◆ Document text:
=== Begin Enclosure ===
Foraging Ecology and Wildlife Nutritional Analysis (FaWNA) Lab
Table of Contents
- Overview of the Foraging Ecology and Wildlife Nutritional Analysis (FaWNA) Lab
- Mission Statement
- Current Projects
- Staff Profiles and Links to Cooperators
- Selected Publications and Multimedia
Overview of the Foraging Ecology and Wildlife Nutritional Analysis (FaWNA) Lab
Opened in 2004 as the "Palmer Nutrition Lab", the Foraging Ecology and Wildlife Nutritional Analysis of the Alaska Department of Fish and Game is available as a statewide resource for the Alaska Department of Fish and Game. The FaWNA Lab has the capacity to run an array of nutritional biochemistry assays and has expertise to provide insights on study design and data collection, analysis, and interpretation for many types of foraging ecology and nutrition studies.
The mission of the FaWNA Lab is to advance the science of nutritional ecology and our understanding of its influences on wildlife populations and their habitats throughout Alaska. We strive to perform rigorous nutritional ecology research, modernize or develop techniques to meet changing research needs, and promote training and education related to nutritional ecology and its application to wildlife management and conservation.
Researchers at the FaWNA Lab also use tame animals, focusing on moose and caribou, to evaluate foraging behavior of animals in the wild. These studies have illuminated how animals make foraging decisions, food selection patterns, and helped quantify availability of food resources on landscapes available to wild animals.
Can you contract for non-ADFG projects?
Capacity to work with partners on external projects varies. Please contact Kristin Denryter (email@example.com) for more information.
What services do you offer?
- Sample preparation (freeze drying, grinding, oven dry matter)
- Bomb calorimetry for gross energy
- Sequential fiber analysis
- Percent nitrogen (via an elemental analyzer using the Dumas method)
- Tannins (via automated solvent extraction following methods of McArt et al. 2006)
- Bioenergetic and nutritional modeling
- Consultation on study design, data analysis, and interpretation
Do you offer NIRS?
Near-infrared reflectance spectroscopy (NIRS) was developed as a more rapid-assessment of forage quality for agricultural operations, but NIRS results must be related (i.e., calibrate) to known values of forage quality from tried and true methods like sequential fiber analysis. Relationships between NIRS and sequential fiber analysis requires substantial, up-front investment to develop relationships for every species of interest. Hundreds of samples of a given species should be collected across seasonal and ecological gradients to capture the potential variation in quality for a given species. To-date, these calibrations have not been determined for most forages used by wild ungulates, especially forages with plant secondary metabolites (e.g., tannins). If you have interest in working to develop calibrations, please contact the FaWNA Director for more information.
Do you offer in vitro dry matter digestibility?
In vitro dry matter digestibility (IVDMD) is a technique that ferments forage species in a test tube containing a buffer solution to mimic saliva and rumen fluid from a donor animal. Acquiring rumen fluid from a donor animal requires having fistulated animals and works best if donor animals are the same animal species as the species of interest and are maintained on a natural diet that contains the same types of forages as those being sampled. Typically, these constraints are difficult to overcome and may result in difficulty in interpreting IVDMD results. At this time, we are not offering these services.
=== End Enclosure ===
◆ Records shown:
=== Begin Enclosure ===
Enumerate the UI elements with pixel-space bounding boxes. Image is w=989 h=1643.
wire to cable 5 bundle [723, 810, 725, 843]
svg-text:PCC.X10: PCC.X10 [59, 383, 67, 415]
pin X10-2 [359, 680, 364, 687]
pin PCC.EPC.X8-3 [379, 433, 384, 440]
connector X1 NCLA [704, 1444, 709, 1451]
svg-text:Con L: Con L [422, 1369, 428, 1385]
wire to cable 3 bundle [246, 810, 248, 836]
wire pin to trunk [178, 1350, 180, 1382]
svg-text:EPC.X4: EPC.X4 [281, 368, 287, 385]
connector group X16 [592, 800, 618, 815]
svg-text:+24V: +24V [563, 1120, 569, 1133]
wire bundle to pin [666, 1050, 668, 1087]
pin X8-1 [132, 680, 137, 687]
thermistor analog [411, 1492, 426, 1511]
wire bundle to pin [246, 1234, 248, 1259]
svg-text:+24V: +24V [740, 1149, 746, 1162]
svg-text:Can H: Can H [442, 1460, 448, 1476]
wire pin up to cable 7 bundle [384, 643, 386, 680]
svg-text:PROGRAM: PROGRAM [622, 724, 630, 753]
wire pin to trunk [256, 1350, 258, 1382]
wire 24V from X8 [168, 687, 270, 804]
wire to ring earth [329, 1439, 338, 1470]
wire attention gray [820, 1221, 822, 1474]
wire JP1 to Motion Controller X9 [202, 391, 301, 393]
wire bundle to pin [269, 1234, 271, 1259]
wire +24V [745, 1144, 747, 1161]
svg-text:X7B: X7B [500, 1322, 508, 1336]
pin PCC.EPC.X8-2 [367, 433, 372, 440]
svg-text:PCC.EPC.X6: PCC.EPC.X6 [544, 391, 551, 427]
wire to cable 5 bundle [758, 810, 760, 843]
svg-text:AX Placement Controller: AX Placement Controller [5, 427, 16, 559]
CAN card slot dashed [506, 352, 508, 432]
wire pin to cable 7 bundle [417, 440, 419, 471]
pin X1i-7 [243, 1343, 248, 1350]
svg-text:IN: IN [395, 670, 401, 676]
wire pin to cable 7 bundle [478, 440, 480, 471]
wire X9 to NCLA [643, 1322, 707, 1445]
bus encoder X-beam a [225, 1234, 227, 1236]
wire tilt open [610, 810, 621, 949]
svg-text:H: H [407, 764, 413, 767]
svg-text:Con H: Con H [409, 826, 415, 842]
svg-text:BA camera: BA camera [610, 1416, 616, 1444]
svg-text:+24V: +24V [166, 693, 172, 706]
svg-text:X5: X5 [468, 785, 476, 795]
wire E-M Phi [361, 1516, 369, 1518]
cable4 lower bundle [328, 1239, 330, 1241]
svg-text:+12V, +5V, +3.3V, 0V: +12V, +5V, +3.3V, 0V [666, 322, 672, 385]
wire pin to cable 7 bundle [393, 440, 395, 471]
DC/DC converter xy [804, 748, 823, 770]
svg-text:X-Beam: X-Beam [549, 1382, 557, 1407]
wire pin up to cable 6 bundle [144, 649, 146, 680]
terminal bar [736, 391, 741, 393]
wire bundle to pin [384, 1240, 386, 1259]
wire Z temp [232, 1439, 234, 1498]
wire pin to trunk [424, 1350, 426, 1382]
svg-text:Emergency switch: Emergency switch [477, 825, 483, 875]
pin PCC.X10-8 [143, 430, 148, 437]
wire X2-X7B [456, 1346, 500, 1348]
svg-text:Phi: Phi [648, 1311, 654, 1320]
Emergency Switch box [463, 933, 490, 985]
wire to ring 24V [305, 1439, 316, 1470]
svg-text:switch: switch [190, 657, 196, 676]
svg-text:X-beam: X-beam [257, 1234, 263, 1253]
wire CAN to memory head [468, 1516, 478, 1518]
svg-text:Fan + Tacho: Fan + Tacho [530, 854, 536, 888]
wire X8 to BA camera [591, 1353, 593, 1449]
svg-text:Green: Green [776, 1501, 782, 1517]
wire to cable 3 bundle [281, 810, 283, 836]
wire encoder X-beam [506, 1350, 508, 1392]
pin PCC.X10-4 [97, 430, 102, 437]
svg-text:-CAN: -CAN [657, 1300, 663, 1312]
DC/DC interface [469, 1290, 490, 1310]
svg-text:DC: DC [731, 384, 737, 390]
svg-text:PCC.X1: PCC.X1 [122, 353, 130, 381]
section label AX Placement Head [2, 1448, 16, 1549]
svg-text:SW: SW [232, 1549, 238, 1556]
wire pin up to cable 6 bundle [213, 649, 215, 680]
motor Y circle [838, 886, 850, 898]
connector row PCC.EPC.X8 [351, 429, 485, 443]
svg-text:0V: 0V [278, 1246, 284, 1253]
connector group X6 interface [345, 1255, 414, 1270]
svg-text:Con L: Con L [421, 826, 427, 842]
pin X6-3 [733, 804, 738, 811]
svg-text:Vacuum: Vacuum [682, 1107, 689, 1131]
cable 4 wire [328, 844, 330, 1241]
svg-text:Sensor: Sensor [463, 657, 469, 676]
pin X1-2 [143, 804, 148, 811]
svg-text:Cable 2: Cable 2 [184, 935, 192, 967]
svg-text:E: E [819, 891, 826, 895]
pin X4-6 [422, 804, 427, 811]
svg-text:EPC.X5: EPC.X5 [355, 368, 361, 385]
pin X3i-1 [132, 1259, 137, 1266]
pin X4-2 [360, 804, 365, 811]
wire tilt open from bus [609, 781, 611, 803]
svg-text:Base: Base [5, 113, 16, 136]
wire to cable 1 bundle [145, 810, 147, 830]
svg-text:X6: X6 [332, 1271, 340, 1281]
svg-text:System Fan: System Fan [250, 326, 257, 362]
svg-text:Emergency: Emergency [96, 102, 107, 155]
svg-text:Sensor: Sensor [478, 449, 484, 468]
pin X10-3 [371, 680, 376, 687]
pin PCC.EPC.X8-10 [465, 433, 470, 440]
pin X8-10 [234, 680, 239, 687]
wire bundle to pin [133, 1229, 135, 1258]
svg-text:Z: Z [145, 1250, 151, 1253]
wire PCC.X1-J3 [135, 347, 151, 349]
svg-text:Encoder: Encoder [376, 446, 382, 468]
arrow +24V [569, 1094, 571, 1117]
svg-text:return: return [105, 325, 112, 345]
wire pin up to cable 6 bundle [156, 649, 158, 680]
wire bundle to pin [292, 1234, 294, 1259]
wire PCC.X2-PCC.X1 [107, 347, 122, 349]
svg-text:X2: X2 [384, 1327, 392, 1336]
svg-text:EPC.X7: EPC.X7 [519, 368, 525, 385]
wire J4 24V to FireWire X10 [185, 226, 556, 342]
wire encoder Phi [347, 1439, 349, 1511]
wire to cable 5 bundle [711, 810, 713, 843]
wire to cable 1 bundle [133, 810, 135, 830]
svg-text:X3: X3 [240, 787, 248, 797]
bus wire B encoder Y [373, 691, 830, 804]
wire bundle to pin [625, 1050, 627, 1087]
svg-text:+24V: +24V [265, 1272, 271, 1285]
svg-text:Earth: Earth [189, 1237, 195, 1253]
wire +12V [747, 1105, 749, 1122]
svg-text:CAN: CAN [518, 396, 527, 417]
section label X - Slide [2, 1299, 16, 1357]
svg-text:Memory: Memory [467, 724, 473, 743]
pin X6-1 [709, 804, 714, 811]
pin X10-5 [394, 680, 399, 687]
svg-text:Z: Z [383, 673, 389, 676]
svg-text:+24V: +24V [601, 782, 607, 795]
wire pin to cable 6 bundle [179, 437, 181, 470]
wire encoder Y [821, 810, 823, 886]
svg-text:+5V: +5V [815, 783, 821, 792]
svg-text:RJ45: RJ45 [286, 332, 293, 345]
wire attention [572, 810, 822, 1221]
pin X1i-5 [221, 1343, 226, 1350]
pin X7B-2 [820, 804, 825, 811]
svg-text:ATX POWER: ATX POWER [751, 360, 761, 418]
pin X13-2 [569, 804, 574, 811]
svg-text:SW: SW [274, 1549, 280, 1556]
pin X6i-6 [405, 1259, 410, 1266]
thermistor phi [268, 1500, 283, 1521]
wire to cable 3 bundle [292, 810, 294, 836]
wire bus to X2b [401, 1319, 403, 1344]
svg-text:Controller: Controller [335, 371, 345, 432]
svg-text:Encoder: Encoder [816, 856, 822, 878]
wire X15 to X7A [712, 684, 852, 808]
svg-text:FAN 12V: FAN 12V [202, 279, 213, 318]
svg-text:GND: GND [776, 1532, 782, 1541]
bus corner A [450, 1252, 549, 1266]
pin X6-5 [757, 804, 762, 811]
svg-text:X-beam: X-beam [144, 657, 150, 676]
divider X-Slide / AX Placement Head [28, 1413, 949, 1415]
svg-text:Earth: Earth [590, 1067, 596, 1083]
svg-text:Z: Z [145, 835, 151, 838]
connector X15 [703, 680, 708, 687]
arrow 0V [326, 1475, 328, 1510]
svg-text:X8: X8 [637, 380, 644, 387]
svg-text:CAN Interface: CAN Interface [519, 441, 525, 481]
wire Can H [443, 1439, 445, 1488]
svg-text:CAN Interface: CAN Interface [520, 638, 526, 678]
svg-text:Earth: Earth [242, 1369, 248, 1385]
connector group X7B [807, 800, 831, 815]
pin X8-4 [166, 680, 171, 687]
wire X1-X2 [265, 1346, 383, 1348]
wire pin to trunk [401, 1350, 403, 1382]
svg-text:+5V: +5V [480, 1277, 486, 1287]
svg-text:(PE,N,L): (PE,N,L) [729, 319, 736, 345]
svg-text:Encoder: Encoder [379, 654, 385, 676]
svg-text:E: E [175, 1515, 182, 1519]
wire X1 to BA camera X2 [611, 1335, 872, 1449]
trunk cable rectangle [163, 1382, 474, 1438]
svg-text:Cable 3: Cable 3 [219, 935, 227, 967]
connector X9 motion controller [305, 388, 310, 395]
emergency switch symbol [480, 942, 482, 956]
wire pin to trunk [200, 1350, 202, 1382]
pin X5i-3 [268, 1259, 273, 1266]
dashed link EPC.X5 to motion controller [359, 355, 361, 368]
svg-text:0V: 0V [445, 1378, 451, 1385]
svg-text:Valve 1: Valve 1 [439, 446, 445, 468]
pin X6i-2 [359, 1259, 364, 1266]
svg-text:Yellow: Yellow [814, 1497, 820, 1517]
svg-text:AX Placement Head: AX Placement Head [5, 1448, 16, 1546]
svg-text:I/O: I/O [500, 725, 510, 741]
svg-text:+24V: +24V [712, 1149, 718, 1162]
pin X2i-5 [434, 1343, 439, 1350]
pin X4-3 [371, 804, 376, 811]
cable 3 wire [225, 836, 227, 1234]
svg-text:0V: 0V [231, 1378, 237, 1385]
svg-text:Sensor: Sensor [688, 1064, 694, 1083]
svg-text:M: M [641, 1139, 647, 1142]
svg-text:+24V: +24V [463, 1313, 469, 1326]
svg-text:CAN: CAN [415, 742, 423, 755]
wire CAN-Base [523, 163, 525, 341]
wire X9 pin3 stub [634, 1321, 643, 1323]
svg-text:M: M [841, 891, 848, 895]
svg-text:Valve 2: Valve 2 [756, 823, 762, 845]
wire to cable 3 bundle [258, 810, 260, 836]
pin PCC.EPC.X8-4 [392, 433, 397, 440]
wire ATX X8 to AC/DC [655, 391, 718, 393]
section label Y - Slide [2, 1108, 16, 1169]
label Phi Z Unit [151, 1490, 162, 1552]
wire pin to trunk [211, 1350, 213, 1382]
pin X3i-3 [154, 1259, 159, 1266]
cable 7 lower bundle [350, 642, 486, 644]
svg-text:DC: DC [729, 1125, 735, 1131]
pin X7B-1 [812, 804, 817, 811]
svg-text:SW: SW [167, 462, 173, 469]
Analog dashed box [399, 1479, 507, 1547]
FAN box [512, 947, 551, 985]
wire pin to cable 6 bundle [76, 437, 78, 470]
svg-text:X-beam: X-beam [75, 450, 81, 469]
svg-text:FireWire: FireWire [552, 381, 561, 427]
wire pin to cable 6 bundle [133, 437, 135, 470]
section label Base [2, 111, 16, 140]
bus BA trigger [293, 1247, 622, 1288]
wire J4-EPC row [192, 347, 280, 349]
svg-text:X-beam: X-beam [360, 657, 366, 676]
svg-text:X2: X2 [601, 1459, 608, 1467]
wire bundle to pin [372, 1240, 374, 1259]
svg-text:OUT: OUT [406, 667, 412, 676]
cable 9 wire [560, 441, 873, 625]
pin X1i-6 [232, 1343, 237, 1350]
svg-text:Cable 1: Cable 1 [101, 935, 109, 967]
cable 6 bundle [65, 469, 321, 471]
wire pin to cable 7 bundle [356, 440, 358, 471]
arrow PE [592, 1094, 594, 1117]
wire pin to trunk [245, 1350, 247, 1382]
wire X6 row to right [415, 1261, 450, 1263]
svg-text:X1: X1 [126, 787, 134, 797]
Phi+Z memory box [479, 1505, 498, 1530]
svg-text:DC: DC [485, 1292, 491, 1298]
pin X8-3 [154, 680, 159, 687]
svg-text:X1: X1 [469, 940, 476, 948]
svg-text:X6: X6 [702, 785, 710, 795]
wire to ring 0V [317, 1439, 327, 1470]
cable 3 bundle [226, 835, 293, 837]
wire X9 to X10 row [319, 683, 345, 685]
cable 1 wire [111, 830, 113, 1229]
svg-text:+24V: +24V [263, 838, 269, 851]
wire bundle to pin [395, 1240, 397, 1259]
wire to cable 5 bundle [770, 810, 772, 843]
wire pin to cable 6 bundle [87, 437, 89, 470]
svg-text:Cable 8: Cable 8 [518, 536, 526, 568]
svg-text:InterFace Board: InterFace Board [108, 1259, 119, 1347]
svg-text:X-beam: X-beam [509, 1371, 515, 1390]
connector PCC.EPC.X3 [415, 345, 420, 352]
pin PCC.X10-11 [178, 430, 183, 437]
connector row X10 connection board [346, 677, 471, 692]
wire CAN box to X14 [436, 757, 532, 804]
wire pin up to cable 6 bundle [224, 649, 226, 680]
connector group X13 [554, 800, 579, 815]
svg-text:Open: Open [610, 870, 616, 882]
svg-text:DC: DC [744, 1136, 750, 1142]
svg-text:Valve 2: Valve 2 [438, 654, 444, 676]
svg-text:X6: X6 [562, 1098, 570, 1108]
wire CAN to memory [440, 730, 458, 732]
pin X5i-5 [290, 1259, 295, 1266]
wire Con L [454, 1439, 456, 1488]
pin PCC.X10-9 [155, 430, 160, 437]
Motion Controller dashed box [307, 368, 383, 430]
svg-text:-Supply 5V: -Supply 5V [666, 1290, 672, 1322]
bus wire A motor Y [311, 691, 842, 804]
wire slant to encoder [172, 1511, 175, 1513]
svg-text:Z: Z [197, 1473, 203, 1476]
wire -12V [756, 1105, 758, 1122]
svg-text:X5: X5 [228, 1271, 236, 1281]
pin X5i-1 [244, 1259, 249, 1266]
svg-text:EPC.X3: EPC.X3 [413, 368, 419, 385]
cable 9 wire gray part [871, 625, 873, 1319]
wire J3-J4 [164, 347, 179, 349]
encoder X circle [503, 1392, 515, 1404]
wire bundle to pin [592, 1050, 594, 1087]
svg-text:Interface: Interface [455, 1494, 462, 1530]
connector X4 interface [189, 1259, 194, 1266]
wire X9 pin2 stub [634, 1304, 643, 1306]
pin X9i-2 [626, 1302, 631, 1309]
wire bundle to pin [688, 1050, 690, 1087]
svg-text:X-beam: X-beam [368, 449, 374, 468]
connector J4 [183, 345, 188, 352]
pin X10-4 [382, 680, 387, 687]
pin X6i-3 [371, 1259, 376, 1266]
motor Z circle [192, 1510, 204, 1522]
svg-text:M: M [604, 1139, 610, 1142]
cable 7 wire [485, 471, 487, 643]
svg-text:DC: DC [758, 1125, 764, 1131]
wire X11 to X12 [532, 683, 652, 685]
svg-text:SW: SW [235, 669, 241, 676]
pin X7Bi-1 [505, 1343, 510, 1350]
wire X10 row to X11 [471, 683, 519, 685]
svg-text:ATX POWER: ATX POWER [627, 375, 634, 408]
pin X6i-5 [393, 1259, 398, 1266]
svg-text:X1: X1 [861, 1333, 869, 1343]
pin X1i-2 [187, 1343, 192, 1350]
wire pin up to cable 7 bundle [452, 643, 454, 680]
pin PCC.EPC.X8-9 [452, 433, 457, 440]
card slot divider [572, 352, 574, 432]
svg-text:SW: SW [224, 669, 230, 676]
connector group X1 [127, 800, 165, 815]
=== End Enclosure ===
◆ Using the information:
- 1) Copy the passage from the FaWNA Lab page starting at "Capacity to work" and ending at "do you offer?".
- 2) Answer these questions using the FaWNA Lab page.
(a) Under what name did the lab open in 2004?
(b) Which two tame animals do the lab's researchers focus on?
(c) By what method is percent nitrogen measured?

◆ Answers for the tasks:
- 1)
Capacity to work with partners on external projects varies. Please contact Kristin Denryter (email@example.com) for more information.
What services do you offer?

- 2)
(a) The "Palmer Nutrition Lab"
(b) Moose and caribou
(c) The Dumas method, using an elemental analyzer